What you need to do →
a: In the forum thread about the Burzum album Filosophem, which band does the poster say covered a SWANS song?
b: Pick up the forum thread about the Burzum album Filosophem after its final line and continue it.

Document excerpt →
==========
# I hate to admit it but Burzum ''Filosophem'' is a good album regardless of Vikernes ?



## deprofundis (Apr 25, 2014)

So we all know by now ,Varg Vikernes Frasque about murdering vocalist and leader Hyronemous of Mayhem fame, and being a neo-nazi, but beside all this, when it comes to music not proselytic message, in music Filosofen is a pretty darn good album, it's sound like black metal, it is black metal, it shredded, you're not morally obligated to like or take part in Vikernes view and so on, I don't endorse his political view, only like this album, It's kick *** I'm truly sorry to say or acknowledge this I.e Jesus Tod, Erbricklet(sometimes), and the ambient pieces are ok I guess, but I insist this is the only nsbm black metal I have in library, I like it for music not the personal life of composer, you probably know this buy know, there is a groovy E.p of Bunkur(NDL) that erbricklet (Burzum cover) and Moss an Aussie band cover SWANS cop song, so that it..
==========
Information given →

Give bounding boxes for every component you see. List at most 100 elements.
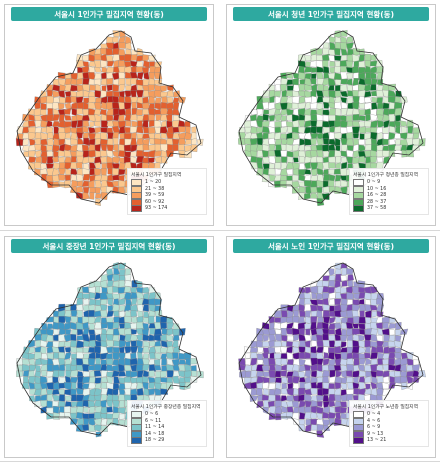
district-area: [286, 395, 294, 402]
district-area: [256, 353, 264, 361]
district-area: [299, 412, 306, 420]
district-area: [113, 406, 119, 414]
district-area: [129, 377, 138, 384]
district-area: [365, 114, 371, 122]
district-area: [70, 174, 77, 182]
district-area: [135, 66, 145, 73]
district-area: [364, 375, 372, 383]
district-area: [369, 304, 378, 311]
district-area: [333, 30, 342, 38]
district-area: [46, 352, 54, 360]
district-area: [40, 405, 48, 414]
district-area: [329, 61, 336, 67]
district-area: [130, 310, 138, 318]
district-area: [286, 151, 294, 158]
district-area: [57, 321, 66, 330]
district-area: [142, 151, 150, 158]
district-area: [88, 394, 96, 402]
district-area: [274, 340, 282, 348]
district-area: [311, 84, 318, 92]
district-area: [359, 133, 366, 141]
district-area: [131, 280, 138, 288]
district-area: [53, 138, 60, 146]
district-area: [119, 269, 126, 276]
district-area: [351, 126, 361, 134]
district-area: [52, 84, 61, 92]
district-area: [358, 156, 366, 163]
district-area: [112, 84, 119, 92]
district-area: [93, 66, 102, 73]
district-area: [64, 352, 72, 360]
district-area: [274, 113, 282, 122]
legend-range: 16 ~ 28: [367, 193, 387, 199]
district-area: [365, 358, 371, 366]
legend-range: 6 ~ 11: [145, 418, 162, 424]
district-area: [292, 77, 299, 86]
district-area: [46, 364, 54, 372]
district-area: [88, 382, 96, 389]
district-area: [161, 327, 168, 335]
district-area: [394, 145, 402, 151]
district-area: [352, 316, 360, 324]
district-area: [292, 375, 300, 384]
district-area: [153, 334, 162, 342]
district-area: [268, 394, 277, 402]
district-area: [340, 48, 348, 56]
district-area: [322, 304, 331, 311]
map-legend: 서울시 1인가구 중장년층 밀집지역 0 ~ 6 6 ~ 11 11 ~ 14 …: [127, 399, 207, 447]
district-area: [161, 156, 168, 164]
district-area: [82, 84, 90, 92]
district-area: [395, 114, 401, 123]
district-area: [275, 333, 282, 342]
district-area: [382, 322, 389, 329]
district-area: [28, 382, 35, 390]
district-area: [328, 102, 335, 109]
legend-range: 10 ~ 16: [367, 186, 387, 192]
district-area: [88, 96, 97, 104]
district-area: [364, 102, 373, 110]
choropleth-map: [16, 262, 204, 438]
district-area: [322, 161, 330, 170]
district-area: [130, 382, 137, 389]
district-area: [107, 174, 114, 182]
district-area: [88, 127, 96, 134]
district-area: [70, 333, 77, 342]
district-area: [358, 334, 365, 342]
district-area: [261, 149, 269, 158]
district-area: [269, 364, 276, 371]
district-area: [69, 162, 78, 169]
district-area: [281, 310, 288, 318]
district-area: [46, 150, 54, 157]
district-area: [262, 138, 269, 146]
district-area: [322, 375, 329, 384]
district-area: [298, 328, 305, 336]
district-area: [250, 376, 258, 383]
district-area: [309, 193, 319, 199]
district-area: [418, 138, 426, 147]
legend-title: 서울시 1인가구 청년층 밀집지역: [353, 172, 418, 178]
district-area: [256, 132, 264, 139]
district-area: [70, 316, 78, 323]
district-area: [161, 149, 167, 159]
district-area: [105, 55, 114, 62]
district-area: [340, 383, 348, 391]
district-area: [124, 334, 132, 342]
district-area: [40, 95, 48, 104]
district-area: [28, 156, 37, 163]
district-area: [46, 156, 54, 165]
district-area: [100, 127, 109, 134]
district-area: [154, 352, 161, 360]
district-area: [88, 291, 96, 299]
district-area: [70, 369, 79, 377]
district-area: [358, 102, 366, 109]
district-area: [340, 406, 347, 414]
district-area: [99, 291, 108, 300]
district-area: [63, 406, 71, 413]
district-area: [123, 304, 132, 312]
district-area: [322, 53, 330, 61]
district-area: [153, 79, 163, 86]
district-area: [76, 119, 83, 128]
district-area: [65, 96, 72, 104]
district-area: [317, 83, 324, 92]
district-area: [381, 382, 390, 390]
==========
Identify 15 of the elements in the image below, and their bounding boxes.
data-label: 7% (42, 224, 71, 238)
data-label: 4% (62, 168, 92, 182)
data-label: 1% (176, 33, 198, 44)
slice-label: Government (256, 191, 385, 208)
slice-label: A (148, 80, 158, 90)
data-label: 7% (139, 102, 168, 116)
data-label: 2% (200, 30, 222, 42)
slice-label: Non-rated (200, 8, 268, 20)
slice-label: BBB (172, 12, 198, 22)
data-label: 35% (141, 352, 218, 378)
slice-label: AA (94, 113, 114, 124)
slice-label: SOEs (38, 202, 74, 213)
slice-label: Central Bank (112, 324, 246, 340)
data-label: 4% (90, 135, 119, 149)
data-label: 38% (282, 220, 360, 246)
==========
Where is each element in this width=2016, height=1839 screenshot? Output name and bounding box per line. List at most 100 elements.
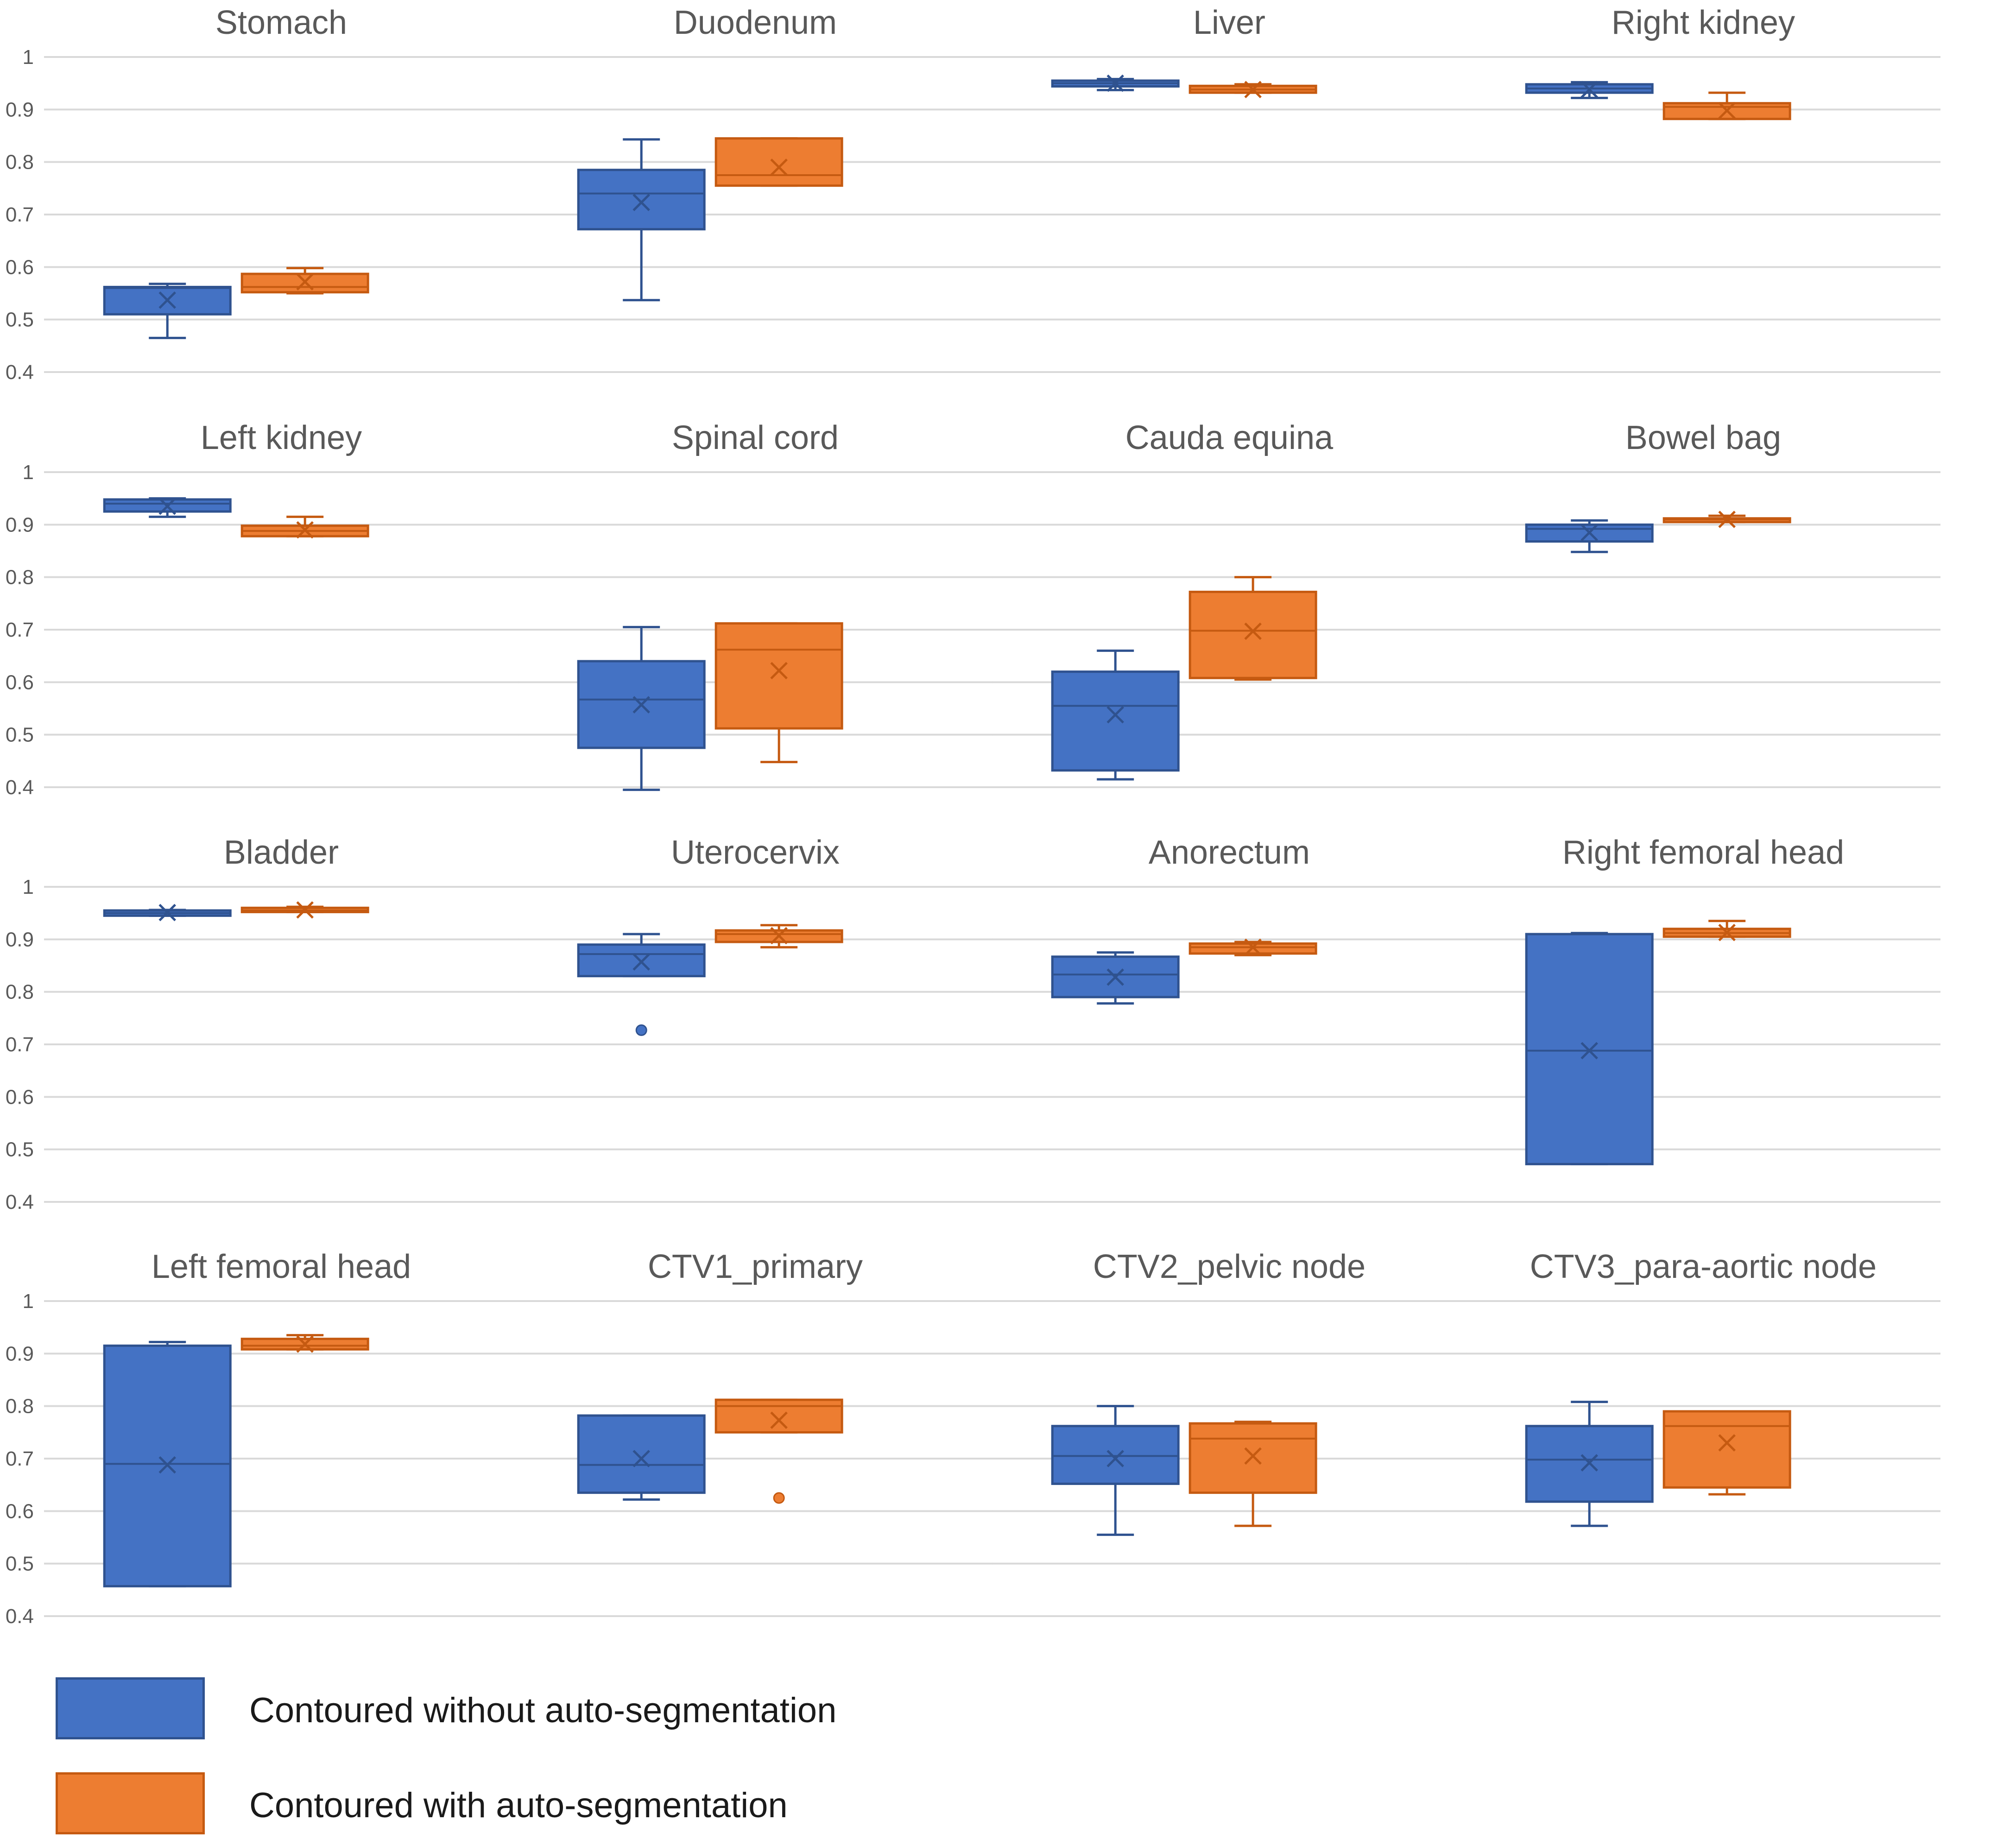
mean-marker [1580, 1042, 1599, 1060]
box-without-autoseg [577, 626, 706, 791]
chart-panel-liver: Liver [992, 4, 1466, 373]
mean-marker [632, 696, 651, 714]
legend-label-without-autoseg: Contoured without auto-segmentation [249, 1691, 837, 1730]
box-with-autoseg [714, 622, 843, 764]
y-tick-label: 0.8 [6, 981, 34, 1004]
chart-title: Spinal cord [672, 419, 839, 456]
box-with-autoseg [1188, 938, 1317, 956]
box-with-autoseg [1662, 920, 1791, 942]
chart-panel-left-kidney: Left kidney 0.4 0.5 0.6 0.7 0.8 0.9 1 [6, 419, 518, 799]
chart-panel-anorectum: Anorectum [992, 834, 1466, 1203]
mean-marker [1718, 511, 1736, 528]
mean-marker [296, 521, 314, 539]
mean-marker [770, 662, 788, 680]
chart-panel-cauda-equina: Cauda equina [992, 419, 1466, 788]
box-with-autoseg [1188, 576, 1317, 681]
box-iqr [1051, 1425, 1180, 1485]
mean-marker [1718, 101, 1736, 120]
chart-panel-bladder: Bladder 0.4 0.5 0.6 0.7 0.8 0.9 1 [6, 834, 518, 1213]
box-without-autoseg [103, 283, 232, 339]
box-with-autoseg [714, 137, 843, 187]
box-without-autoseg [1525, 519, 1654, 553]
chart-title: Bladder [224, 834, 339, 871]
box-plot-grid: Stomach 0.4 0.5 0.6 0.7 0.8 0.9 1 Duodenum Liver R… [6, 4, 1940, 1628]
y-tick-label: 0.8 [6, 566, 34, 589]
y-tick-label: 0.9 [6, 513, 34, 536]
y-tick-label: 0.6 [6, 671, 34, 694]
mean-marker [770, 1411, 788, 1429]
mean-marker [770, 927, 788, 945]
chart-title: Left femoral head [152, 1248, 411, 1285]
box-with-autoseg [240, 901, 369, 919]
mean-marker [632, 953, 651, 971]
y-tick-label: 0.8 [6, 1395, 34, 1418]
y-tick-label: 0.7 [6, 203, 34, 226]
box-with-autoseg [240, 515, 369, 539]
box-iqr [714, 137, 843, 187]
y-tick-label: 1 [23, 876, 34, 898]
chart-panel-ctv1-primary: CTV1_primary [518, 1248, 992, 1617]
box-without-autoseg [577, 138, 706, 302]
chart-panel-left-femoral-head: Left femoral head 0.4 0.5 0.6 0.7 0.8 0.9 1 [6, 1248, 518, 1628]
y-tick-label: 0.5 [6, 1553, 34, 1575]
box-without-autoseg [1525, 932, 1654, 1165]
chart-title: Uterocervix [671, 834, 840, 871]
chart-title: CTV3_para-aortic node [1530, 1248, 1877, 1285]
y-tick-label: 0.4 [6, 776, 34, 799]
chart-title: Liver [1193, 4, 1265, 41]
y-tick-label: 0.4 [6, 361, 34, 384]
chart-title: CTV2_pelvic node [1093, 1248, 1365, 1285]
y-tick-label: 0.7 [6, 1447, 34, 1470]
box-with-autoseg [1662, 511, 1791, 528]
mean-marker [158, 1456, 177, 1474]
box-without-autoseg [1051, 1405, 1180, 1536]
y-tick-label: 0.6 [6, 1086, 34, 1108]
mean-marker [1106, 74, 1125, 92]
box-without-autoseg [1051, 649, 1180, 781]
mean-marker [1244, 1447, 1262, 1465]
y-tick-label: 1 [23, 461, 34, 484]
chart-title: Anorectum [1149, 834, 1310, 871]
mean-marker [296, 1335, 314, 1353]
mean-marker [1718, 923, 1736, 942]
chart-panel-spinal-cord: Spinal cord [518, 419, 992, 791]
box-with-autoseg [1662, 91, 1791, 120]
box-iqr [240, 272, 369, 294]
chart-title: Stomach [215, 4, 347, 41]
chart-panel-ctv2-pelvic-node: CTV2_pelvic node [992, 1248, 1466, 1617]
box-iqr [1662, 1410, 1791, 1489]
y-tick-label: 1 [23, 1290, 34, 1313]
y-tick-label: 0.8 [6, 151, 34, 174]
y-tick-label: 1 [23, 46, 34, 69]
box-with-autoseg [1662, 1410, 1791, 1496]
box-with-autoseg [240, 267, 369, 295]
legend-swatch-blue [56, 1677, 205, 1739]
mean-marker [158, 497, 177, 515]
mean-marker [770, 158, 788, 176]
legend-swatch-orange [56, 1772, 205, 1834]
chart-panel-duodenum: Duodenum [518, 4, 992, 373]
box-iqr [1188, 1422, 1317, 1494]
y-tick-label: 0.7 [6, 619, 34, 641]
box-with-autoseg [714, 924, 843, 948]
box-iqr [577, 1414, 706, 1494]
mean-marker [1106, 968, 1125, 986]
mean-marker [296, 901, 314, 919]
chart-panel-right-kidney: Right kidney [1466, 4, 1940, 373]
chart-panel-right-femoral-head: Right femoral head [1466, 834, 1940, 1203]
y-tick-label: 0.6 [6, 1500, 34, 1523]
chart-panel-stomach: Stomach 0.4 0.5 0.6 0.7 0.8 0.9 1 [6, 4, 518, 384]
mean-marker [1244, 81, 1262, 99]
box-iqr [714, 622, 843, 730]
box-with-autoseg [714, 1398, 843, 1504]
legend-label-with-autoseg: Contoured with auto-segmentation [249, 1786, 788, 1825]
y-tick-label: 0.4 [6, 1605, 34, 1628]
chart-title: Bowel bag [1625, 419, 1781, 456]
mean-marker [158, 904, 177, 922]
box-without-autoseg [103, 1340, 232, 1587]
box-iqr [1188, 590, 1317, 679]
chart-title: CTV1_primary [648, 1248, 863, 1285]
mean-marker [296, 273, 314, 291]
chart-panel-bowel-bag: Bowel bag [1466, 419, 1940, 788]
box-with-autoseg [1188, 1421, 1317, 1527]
==========
Outputs by task →
a: Moss, an Australian band.

b:
----------



## Bwv 1080 (Dec 31, 2018)

Filosofem is a great record and Varg is not near as much of a scumbag as say, Phillip Pickett


----------



## flamencosketches (Jan 4, 2019)

Agreed. Excellent album. Vikernes is a self-important *******, but that doesn't mean he didn't make some great music.


----------



## Eva Yojimbo (Jan 30, 2016)

I despise both Vikernes and Burzum, but I also despise several 2nd Wave Norwegian BM bands including Darkthrone and Mayhem. For that genre give me Emperor, Immortal, and Enslaved any day. Those bands actually knew how to write songs/music as opposed to just making sounds.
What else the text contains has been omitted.